_GOAL OF THE EXERCISE_:
Go through the records underneath and count the lines that include the string "qattiq". Give nothing but the number.

=== INFORMATION PROVIDED ===

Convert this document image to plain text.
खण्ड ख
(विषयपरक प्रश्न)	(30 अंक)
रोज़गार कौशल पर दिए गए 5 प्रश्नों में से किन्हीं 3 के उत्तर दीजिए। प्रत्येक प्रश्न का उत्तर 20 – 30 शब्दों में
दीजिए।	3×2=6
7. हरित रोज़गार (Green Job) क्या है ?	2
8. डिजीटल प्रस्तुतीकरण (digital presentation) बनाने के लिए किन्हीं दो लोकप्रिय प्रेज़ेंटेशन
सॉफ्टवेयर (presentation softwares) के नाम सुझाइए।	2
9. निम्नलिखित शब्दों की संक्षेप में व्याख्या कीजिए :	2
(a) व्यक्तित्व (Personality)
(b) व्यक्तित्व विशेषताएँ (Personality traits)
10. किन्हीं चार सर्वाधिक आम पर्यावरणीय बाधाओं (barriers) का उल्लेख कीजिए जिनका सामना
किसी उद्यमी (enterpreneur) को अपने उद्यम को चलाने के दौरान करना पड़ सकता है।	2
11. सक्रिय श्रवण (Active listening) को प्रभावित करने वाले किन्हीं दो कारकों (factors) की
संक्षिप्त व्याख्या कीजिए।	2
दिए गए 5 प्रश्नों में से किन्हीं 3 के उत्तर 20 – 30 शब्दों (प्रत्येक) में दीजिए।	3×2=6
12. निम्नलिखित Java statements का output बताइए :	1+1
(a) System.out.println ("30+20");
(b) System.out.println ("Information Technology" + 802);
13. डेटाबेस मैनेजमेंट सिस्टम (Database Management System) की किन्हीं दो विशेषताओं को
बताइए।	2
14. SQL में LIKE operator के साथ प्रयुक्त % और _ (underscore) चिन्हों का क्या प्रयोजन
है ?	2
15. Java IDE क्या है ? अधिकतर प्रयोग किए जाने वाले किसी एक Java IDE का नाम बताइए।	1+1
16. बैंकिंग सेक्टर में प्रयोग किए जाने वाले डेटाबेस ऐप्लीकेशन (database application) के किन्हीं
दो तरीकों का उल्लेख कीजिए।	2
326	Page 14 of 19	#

===
=== INFORMATION PROVIDED ===

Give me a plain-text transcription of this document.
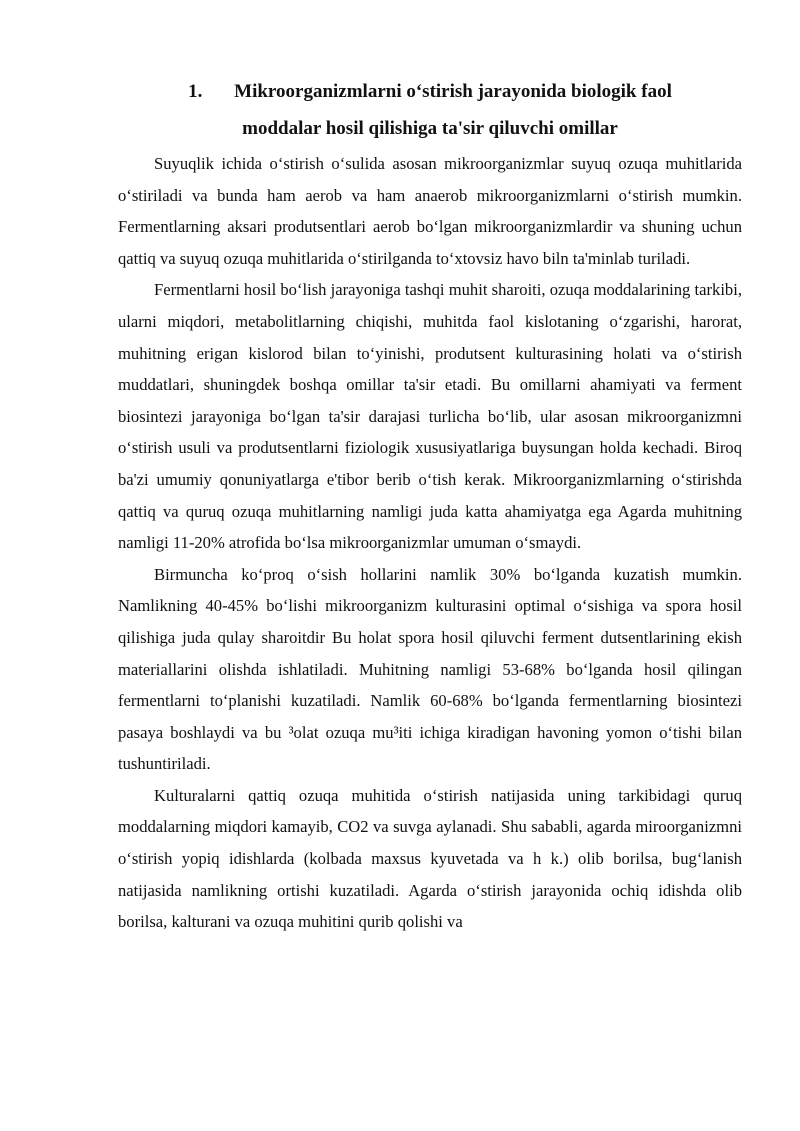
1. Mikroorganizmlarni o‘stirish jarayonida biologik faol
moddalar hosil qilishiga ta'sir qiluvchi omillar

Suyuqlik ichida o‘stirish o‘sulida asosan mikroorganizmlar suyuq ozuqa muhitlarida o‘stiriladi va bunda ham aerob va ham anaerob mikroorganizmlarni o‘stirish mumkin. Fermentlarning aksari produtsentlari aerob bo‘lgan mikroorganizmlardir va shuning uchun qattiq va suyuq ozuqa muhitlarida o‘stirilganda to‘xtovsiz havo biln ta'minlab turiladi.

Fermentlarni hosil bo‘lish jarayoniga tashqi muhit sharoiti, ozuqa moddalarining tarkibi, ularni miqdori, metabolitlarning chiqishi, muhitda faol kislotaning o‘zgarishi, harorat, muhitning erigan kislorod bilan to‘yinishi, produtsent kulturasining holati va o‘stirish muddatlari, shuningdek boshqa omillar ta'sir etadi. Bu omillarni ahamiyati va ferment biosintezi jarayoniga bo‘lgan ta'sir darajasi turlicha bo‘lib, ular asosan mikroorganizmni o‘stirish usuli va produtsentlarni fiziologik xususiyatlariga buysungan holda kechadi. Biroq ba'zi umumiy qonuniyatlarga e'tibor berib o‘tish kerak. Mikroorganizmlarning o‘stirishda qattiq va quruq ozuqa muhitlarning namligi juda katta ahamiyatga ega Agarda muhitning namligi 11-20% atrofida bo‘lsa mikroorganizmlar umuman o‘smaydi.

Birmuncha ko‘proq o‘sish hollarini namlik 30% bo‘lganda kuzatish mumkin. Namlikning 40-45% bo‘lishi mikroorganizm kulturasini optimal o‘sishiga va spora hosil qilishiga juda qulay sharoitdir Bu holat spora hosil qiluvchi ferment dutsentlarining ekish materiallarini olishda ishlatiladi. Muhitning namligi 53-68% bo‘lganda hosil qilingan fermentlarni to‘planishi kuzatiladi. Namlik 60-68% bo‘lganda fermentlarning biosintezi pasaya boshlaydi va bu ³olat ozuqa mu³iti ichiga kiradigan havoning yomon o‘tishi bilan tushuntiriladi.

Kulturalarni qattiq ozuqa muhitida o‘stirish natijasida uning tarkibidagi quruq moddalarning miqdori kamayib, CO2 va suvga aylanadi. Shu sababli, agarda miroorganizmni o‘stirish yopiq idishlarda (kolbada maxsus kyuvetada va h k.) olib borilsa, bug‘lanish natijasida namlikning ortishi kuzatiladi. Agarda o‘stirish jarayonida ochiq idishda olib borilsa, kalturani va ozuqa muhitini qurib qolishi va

===
=== INFORMATION PROVIDED ===

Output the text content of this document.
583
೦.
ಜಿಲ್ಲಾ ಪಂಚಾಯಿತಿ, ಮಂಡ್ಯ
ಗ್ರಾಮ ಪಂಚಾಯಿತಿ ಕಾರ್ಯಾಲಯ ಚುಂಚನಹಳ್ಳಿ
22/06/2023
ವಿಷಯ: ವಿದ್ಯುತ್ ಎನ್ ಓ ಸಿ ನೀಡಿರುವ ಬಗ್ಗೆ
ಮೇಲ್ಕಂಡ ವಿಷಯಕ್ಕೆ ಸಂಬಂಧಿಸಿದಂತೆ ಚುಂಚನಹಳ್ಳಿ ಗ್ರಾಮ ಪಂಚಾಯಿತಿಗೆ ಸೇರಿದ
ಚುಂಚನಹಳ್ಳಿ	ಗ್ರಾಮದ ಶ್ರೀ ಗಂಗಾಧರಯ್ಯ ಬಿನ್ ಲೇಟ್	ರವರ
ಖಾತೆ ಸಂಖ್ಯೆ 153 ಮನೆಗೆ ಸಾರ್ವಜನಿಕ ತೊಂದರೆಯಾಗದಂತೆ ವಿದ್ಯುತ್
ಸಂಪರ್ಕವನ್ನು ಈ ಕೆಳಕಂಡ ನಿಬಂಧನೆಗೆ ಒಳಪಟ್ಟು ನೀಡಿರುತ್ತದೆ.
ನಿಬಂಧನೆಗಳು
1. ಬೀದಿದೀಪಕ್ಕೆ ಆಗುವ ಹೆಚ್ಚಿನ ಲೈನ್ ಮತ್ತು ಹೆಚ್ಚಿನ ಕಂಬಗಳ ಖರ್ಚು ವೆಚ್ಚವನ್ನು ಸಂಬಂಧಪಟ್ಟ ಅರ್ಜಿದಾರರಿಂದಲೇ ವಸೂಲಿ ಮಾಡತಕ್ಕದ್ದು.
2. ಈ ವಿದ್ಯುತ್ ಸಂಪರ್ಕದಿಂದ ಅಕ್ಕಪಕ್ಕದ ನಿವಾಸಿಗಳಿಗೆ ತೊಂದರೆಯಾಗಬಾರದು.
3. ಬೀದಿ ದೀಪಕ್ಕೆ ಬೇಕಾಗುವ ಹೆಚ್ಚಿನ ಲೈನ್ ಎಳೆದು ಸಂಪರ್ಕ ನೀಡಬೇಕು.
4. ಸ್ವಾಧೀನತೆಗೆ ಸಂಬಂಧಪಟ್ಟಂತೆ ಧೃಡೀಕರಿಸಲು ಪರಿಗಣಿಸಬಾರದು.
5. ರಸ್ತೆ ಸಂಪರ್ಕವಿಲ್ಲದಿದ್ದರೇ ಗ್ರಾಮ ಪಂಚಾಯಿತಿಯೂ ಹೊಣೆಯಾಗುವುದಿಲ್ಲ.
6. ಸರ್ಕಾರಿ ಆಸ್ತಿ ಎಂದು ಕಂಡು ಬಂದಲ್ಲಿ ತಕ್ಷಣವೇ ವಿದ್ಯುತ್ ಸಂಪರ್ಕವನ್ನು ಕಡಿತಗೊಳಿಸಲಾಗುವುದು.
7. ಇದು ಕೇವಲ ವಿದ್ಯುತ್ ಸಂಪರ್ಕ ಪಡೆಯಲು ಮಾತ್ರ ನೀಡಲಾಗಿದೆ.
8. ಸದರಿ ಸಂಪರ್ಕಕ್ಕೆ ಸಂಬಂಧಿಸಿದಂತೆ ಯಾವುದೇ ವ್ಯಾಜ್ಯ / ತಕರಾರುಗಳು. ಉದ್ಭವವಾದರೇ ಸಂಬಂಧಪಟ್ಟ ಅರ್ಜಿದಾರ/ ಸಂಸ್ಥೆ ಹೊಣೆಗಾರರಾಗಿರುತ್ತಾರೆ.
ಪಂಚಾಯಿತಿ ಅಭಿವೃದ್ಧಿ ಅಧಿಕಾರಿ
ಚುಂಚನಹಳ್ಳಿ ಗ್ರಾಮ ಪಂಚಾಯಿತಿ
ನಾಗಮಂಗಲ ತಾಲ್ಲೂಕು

===

_EXERCISE OUTPUT_:
3